• _Short problem_:
Images are excluded; otherwise, output every record exactly.

• _Data for processing_:
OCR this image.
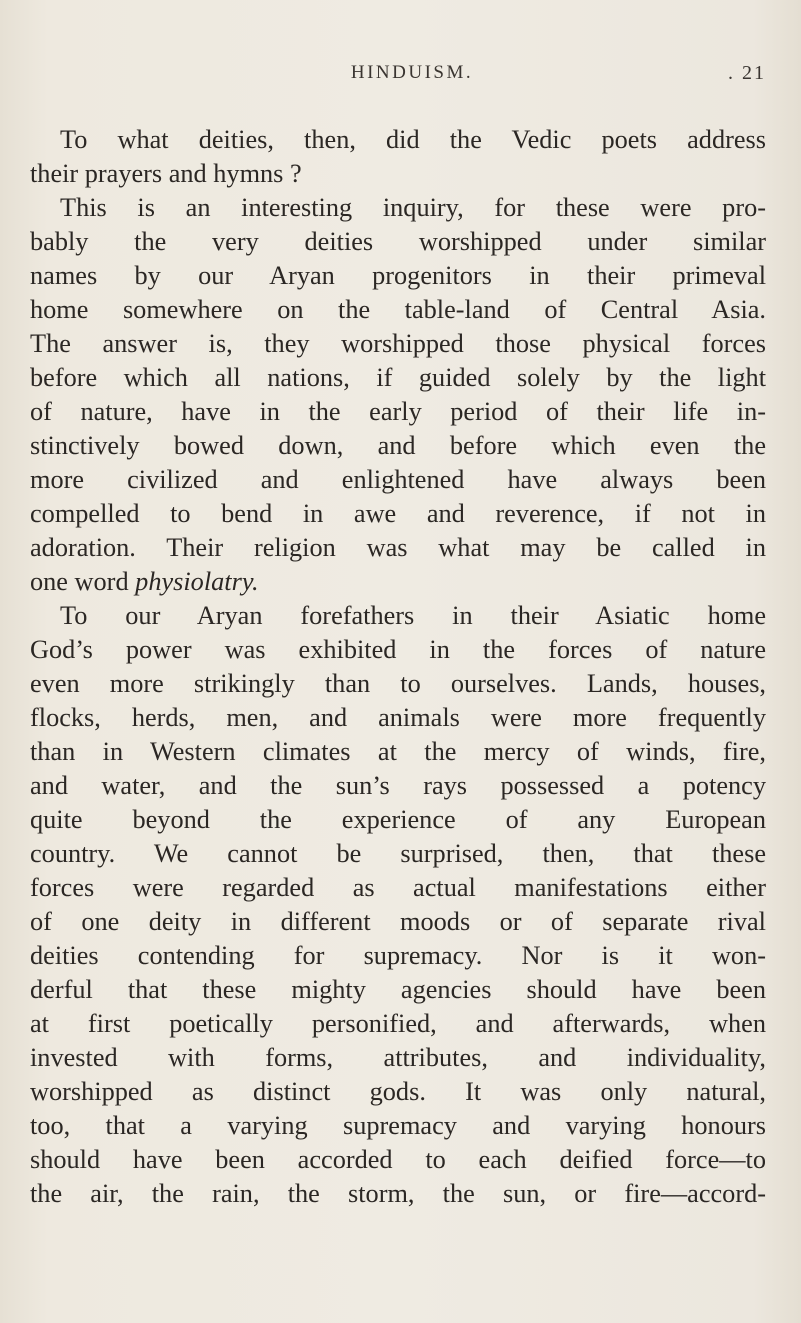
HINDUISM.	. 21
To what deities, then, did the Vedic poets address
their prayers and hymns ?
This is an interesting inquiry, for these were pro-
bably the very deities worshipped under similar
names by our Aryan progenitors in their primeval
home somewhere on the table-land of Central Asia.
The answer is, they worshipped those physical forces
before which all nations, if guided solely by the light
of nature, have in the early period of their life in-
stinctively bowed down, and before which even the
more civilized and enlightened have always been
compelled to bend in awe and reverence, if not in
adoration. Their religion was what may be called in
one word physiolatry.
To our Aryan forefathers in their Asiatic home
God’s power was exhibited in the forces of nature
even more strikingly than to ourselves. Lands, houses,
flocks, herds, men, and animals were more frequently
than in Western climates at the mercy of winds, fire,
and water, and the sun’s rays possessed a potency
quite beyond the experience of any European
country. We cannot be surprised, then, that these
forces were regarded as actual manifestations either
of one deity in different moods or of separate rival
deities contending for supremacy. Nor is it won-
derful that these mighty agencies should have been
at first poetically personified, and afterwards, when
invested with forms, attributes, and individuality,
worshipped as distinct gods. It was only natural,
too, that a varying supremacy and varying honours
should have been accorded to each deified force—to
the air, the rain, the storm, the sun, or fire—accord-
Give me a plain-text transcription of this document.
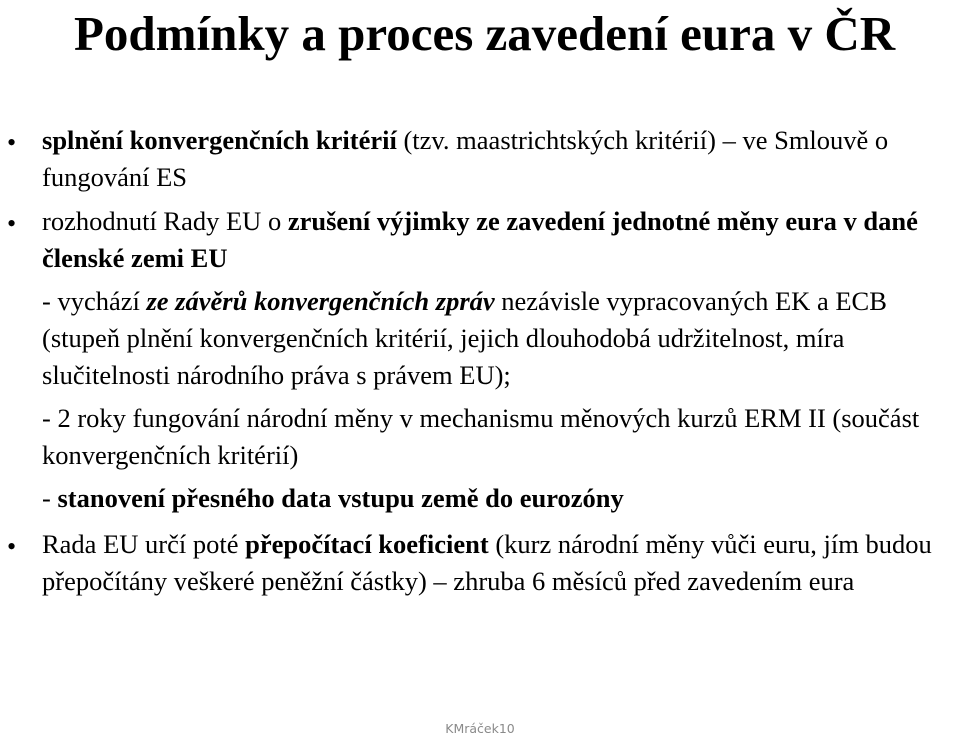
Podmínky a proces zavedení eura v ČR
• splnění konvergenčních kritérií (tzv. maastrichtských kritérií) – ve Smlouvě o fungování ES

• rozhodnutí Rady EU o zrušení výjimky ze zavedení jednotné měny eura v dané členské zemi EU

- vychází ze závěrů konvergenčních zpráv nezávisle vypracovaných EK a ECB (stupeň plnění konvergenčních kritérií, jejich dlouhodobá udržitelnost, míra slučitelnosti národního práva s právem EU);

- 2 roky fungování národní měny v mechanismu měnových kurzů ERM II (součást konvergenčních kritérií)

- stanovení přesného data vstupu země do eurozóny

• Rada EU určí poté přepočítací koeficient (kurz národní měny vůči euru, jím budou přepočítány veškeré peněžní částky) – zhruba 6 měsíců před zavedením eura

KMráček10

• _Answer to the task_:
OCR this image.
HINDUISM.	. 21
To what deities, then, did the Vedic poets address
their prayers and hymns ?
This is an interesting inquiry, for these were pro-
bably the very deities worshipped under similar
names by our Aryan progenitors in their primeval
home somewhere on the table-land of Central Asia.
The answer is, they worshipped those physical forces
before which all nations, if guided solely by the light
of nature, have in the early period of their life in-
stinctively bowed down, and before which even the
more civilized and enlightened have always been
compelled to bend in awe and reverence, if not in
adoration. Their religion was what may be called in
one word physiolatry.
To our Aryan forefathers in their Asiatic home
God’s power was exhibited in the forces of nature
even more strikingly than to ourselves. Lands, houses,
flocks, herds, men, and animals were more frequently
than in Western climates at the mercy of winds, fire,
and water, and the sun’s rays possessed a potency
quite beyond the experience of any European
country. We cannot be surprised, then, that these
forces were regarded as actual manifestations either
of one deity in different moods or of separate rival
deities contending for supremacy. Nor is it won-
derful that these mighty agencies should have been
at first poetically personified, and afterwards, when
invested with forms, attributes, and individuality,
worshipped as distinct gods. It was only natural,
too, that a varying supremacy and varying honours
should have been accorded to each deified force—to
the air, the rain, the storm, the sun, or fire—accord-
Give me a plain-text transcription of this document.
Podmínky a proces zavedení eura v ČR
• splnění konvergenčních kritérií (tzv. maastrichtských kritérií) – ve Smlouvě o fungování ES

• rozhodnutí Rady EU o zrušení výjimky ze zavedení jednotné měny eura v dané členské zemi EU

- vychází ze závěrů konvergenčních zpráv nezávisle vypracovaných EK a ECB (stupeň plnění konvergenčních kritérií, jejich dlouhodobá udržitelnost, míra slučitelnosti národního práva s právem EU);

- 2 roky fungování národní měny v mechanismu měnových kurzů ERM II (součást konvergenčních kritérií)

- stanovení přesného data vstupu země do eurozóny

• Rada EU určí poté přepočítací koeficient (kurz národní měny vůči euru, jím budou přepočítány veškeré peněžní částky) – zhruba 6 měsíců před zavedením eura

KMráček10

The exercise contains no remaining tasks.